iptables -I OUTPUT -d YOUR_IP -j ACCEPT
iptables -I OUTPUT -j DROP- Preserve evidence — take disk snapshots and memory dumps before doing anything destructive:
# Create a disk snapshot (AWS example)
aws ec2 create-snapshot --volume-id vol-abc123 --description "incident-$(date +%Y%m%d)"
# Capture memory dump
sudo dd if=/proc/kcore of=/mnt/evidence/memory.dump bs=1M- Revoke compromised credentials — immediately rotate:
- API keys and tokens
- Database passwords
- SSH keys
- Cloud IAM credentials
- OAuth client secrets
Do NOT do this
- Do not shut down servers (you lose volatile memory evidence)
- Do not delete logs
- Do not alert the attacker by changing passwords on systems they are actively monitoring
- Do not communicate about the incident over compromised channels (use out-of-band communication)
Phase 3: Eradication
Find the root cause and remove the attacker's access completely.
Common root causes
| Vector | What to look for |
|---|---|
| Compromised credentials | Leaked API keys on GitHub, reused passwords |
| Unpatched vulnerability | Known CVE in outdated dependency or OS package |
| Misconfigured access | Public S3 bucket, open database port, default credentials |
| Supply chain | Malicious npm package, compromised CI/CD pipeline |
| Social engineering | Phished employee credentials |
Eradication checklist
- Identify all affected systems (the attacker likely moved laterally)
- Remove backdoors — check for unauthorized SSH keys, cron jobs, systemd services, and startup scripts
- Patch the vulnerability that was exploited
- Rotate ALL credentials, not just the ones you know were compromised
- Update firewall rules and access controls
# Check for unauthorized SSH keys
find /home -name "authorized_keys" -exec cat {} \;
# Check for suspicious cron jobs
for user in $(cut -f1 -d: /etc/passwd); do crontab -l -u $user 2>/dev/null; done
# Check for suspicious systemd services
systemctl list-unit-files --type=service | grep enabledPhase 4: Recovery
Bring systems back online safely.
- Rebuild from known-good state — do not try to "clean" a compromised server. Redeploy from version control and restore data from backups
- Verify backups — check that your backups are not also compromised (attackers often persist in backups)
- Monitor intensively — the attacker may try to regain access using other footholds
- Gradual rollout — bring systems back one at a time, monitoring each for anomalies
# Verify backup integrity before restoring
sha256sum backup-2026-03-28.tar.gz
# Compare against known-good checksumPhase 5: Communication
Internal communication
- Use an out-of-band channel (Signal, phone calls) — not Slack or email if those systems may be compromised
- Brief leadership with facts, not speculation
- Designate one spokesperson for external communication
External communication
- Legal obligation: Many jurisdictions require breach notification within 72 hours (GDPR) or 30 days (many US state laws)

▶ _What you have to do_
Reproduce the incident response text from "- Remove backdoors" to "persist in backups)", both included. The items have no connection to the incident response text.

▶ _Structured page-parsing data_

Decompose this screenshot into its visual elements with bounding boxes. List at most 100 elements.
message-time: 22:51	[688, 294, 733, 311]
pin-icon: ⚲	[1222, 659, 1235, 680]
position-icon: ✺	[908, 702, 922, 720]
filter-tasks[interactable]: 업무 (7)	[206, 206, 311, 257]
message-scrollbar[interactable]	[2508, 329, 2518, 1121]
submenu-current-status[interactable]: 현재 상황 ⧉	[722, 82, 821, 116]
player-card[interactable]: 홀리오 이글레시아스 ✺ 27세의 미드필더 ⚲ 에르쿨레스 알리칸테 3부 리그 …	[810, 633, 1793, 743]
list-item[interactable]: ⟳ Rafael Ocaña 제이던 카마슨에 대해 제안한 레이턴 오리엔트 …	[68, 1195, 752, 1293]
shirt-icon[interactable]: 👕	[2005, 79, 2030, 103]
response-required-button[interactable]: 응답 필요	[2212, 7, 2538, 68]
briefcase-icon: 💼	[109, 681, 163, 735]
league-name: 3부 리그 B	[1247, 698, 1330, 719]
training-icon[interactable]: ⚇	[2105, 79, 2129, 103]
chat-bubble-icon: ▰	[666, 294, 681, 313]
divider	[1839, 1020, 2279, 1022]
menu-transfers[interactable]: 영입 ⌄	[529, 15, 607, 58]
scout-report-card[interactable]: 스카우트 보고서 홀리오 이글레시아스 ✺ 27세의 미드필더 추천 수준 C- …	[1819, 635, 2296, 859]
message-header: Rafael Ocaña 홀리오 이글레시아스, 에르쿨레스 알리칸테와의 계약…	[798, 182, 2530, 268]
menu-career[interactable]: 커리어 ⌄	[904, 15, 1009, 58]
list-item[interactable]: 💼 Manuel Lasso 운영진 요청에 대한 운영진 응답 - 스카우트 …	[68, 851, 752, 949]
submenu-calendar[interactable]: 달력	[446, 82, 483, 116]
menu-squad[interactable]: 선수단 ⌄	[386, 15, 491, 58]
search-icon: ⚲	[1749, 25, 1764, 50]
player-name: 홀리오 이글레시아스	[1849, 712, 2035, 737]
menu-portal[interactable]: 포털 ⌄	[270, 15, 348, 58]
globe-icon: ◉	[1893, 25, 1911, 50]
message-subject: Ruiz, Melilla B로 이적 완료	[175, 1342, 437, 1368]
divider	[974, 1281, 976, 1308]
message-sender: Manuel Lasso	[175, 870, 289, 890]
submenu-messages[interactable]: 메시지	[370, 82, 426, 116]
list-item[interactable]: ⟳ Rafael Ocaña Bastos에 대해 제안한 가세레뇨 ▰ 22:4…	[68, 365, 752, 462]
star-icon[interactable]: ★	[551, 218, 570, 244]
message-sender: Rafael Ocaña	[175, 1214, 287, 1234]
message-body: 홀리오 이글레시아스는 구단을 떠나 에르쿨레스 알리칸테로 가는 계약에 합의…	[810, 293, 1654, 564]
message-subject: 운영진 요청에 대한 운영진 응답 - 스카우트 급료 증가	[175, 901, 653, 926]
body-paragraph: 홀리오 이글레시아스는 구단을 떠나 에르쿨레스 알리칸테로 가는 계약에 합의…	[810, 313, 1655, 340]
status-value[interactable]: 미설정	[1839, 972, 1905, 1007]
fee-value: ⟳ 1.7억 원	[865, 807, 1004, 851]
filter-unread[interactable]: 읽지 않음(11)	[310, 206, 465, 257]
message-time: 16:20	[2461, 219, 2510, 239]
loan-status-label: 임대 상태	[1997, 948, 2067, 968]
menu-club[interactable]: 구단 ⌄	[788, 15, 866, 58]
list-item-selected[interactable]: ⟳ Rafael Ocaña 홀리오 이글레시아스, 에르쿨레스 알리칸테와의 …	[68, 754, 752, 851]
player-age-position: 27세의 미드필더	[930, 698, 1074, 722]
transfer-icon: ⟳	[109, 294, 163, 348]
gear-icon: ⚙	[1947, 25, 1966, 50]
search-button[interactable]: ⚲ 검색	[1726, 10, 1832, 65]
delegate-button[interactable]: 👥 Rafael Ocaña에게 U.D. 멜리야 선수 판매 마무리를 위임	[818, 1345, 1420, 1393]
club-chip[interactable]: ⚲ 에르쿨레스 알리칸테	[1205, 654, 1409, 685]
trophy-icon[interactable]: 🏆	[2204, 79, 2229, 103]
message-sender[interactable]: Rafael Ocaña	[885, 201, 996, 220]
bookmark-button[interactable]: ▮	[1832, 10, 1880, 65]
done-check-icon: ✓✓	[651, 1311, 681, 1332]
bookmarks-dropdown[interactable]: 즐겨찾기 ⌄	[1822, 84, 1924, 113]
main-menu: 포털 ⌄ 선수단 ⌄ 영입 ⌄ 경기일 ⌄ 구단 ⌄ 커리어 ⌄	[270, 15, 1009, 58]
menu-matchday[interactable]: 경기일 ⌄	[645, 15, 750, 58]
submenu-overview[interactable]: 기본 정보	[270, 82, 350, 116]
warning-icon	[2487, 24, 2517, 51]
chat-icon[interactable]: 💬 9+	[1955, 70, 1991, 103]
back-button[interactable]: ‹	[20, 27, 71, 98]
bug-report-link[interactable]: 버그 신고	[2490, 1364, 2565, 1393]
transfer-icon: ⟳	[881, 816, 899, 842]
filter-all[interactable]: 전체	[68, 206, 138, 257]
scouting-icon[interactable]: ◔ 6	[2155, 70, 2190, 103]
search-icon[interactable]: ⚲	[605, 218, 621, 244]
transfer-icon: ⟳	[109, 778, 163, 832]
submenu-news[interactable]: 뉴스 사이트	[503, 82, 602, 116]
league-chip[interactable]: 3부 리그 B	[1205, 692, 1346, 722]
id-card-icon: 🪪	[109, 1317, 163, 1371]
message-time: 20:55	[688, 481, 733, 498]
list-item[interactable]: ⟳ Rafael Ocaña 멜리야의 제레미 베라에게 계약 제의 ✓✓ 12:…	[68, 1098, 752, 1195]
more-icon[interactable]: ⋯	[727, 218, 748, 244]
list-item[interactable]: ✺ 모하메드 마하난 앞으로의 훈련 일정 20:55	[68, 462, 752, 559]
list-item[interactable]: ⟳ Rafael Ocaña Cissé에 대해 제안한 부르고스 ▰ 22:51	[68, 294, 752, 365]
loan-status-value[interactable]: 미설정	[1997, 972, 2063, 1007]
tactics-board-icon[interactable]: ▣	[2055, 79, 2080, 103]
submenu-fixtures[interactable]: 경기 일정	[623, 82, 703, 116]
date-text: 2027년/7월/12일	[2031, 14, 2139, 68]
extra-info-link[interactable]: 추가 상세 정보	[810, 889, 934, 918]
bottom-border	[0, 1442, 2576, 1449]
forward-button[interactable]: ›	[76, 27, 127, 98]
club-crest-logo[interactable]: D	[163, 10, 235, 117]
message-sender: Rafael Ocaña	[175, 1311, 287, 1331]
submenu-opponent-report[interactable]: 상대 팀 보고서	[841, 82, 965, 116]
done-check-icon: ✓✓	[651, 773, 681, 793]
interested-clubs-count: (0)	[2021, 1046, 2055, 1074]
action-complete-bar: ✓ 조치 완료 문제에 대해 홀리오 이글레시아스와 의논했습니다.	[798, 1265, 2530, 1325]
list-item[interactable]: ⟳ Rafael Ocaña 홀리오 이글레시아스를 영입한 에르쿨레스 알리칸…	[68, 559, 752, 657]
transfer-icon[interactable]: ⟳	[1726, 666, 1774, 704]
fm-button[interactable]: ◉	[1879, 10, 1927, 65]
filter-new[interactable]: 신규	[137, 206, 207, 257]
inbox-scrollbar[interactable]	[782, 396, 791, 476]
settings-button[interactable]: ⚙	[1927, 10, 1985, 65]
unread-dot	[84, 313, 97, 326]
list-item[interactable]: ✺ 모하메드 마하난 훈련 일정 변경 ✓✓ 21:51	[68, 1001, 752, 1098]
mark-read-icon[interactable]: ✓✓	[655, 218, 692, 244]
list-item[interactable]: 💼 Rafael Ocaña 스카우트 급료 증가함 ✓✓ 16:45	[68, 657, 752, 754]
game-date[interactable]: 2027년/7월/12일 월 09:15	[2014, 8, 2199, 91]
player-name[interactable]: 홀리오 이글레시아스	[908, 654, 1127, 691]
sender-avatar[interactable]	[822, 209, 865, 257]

▶ _Response_
- Remove backdoors — check for unauthorized SSH keys, cron jobs, systemd services, and startup scripts
- Patch the vulnerability that was exploited
- Rotate ALL credentials, not just the ones you know were compromised
- Update firewall rules and access controls
# Check for unauthorized SSH keys
find /home -name "authorized_keys" -exec cat {} \;
# Check for suspicious cron jobs
for user in $(cut -f1 -d: /etc/passwd); do crontab -l -u $user 2>/dev/null; done
# Check for suspicious systemd services
systemctl list-unit-files --type=service | grep enabledPhase 4: Recovery
Bring systems back online safely.
- Rebuild from known-good state — do not try to "clean" a compromised server. Redeploy from version control and restore data from backups
- Verify backups — check that your backups are not also compromised (attackers often persist in backups)